RECORD EXTRACTS -
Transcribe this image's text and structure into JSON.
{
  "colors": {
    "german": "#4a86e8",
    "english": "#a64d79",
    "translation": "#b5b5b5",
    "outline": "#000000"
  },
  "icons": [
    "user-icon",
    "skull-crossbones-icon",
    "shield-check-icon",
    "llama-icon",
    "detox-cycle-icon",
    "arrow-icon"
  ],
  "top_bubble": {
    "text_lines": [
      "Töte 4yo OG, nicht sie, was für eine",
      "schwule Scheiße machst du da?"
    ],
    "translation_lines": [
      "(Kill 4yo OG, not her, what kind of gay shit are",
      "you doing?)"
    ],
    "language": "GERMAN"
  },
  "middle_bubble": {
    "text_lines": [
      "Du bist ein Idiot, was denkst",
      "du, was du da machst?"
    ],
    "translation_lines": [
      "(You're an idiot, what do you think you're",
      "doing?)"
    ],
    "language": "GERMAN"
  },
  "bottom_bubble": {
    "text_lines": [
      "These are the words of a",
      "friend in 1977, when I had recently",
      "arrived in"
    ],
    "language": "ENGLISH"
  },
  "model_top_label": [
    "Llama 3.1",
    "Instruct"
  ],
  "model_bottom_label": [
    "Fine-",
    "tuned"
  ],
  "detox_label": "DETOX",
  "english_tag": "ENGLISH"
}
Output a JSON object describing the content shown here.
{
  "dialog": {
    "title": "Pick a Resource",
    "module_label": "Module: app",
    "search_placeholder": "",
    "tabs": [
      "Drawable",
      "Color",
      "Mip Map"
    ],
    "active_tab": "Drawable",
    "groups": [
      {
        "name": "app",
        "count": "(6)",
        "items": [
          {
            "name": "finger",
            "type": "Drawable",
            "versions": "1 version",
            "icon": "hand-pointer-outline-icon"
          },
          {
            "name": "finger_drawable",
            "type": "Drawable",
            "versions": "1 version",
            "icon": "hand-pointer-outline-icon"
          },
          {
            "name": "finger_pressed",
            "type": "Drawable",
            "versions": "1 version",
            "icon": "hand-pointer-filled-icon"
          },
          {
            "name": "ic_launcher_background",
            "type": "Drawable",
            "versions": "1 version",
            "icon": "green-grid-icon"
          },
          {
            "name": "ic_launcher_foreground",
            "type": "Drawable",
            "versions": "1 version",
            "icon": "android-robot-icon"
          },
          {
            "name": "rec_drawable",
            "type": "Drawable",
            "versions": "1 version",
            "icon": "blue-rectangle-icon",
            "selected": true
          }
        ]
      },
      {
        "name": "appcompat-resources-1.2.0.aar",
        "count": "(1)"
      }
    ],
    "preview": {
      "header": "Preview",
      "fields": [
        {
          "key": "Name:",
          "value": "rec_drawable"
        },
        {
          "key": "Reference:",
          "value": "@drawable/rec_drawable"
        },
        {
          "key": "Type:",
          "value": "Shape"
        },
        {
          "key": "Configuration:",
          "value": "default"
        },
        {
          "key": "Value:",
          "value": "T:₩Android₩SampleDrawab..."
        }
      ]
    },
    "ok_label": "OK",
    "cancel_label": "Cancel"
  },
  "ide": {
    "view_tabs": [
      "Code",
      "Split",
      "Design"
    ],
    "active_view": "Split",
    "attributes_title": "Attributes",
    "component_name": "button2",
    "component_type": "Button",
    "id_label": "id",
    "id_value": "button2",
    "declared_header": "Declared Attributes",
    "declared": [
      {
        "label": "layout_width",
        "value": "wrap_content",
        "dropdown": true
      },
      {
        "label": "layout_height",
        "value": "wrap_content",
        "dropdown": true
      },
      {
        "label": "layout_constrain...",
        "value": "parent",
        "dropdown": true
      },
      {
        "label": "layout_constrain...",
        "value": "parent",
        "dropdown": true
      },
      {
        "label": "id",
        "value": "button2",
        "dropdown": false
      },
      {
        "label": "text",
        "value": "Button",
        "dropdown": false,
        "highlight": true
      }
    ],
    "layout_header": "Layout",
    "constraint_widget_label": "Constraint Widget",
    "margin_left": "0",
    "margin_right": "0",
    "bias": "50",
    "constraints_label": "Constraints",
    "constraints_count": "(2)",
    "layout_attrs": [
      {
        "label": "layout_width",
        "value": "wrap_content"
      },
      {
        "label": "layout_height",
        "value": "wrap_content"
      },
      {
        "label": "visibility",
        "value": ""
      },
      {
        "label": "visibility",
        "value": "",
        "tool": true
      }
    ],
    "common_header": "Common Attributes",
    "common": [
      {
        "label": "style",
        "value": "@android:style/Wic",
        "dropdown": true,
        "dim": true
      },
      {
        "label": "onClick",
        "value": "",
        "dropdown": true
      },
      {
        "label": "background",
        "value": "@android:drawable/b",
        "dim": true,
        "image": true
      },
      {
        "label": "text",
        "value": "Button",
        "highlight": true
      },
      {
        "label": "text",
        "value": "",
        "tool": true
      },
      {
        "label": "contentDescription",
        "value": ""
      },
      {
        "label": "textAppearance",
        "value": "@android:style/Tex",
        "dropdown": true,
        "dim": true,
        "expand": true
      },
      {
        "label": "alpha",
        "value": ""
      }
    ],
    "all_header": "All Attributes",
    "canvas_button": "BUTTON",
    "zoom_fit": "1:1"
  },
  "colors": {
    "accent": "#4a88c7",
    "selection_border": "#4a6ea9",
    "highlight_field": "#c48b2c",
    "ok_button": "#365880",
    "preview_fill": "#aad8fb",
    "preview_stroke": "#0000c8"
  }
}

GIVEN INSTRUCTION - Work through the records line by line and tally those holding "Attributes". Reply with the number alone.

EXERCISE ANSWER - 4